Rows =>
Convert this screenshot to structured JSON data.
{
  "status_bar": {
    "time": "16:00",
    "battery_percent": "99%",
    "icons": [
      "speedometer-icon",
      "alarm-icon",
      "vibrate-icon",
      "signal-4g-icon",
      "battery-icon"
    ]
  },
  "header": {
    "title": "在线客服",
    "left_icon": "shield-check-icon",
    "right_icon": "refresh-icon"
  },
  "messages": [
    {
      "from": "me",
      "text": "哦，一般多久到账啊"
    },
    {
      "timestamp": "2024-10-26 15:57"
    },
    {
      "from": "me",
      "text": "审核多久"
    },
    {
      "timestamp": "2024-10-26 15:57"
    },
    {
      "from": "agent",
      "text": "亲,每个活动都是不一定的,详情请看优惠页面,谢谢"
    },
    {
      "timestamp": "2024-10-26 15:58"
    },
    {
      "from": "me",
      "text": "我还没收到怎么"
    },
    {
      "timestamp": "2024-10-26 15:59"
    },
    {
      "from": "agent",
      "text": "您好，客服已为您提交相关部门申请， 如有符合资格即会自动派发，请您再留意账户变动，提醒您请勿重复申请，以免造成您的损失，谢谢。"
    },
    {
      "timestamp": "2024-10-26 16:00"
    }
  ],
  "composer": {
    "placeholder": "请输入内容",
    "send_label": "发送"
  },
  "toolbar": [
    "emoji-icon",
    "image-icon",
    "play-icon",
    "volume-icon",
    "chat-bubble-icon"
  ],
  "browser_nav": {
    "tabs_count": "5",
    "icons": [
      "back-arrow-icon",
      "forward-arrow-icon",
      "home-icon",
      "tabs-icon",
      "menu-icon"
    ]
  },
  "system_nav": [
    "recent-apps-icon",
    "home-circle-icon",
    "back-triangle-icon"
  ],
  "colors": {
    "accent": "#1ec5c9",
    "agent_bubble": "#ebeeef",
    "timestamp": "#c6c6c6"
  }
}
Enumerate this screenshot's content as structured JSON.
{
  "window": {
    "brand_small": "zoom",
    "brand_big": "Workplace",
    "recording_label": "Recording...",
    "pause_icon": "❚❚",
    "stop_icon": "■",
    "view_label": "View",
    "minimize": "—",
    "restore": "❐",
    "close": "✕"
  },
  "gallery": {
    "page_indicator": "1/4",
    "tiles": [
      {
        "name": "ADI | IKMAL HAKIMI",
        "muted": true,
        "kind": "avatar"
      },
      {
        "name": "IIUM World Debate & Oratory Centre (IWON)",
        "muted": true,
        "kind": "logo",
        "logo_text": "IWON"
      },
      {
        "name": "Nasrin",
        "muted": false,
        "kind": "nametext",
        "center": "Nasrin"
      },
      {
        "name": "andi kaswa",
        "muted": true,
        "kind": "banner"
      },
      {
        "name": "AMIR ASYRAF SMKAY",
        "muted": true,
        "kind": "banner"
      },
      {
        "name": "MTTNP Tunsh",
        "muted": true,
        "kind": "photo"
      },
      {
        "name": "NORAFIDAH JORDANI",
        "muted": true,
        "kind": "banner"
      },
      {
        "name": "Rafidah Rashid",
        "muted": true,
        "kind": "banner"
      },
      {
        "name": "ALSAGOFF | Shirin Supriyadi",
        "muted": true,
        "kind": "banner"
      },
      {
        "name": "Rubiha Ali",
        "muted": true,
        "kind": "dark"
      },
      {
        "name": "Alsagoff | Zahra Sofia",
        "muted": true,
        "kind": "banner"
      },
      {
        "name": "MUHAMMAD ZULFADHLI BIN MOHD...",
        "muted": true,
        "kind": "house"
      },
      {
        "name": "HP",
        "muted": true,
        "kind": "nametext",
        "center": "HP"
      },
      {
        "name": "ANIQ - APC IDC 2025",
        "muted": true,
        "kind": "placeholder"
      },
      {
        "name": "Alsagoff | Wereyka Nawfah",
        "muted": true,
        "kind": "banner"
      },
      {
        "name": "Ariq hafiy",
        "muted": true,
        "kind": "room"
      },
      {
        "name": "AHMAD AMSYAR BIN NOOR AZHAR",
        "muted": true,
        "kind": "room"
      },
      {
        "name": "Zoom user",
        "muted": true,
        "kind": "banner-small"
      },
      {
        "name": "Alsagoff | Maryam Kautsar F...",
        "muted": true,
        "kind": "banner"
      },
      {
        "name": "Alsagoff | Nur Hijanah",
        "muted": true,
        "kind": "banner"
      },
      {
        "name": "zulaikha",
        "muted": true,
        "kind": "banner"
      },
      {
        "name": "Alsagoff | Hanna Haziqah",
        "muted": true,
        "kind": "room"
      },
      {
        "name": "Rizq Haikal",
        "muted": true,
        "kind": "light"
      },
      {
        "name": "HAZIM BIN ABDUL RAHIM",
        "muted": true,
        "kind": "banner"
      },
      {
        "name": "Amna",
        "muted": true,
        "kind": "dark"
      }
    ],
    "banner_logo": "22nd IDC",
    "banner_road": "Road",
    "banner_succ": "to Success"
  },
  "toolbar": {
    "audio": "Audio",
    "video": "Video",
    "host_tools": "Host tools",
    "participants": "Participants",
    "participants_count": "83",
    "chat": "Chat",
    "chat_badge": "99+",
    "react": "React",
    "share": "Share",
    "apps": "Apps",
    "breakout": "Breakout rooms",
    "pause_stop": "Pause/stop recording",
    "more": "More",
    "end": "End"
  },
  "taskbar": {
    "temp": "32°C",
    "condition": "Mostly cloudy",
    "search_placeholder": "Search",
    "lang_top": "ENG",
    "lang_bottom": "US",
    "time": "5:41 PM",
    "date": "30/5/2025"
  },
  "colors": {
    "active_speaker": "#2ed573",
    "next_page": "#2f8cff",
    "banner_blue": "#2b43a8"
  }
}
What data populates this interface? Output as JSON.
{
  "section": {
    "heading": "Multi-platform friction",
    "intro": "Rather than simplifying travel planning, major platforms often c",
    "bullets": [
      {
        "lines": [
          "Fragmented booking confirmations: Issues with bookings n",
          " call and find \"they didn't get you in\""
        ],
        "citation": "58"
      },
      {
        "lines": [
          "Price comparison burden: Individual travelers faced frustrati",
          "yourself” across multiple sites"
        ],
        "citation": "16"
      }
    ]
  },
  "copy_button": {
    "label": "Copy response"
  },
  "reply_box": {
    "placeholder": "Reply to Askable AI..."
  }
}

What needs to be done =>
Go through the records and gather the lines that hold "timestamp".

Worked answer =>
      "timestamp": "2024-10-26 15:57"
      "timestamp": "2024-10-26 15:57"
      "timestamp": "2024-10-26 15:58"
      "timestamp": "2024-10-26 15:59"
      "timestamp": "2024-10-26 16:00"
    "timestamp": "#c6c6c6"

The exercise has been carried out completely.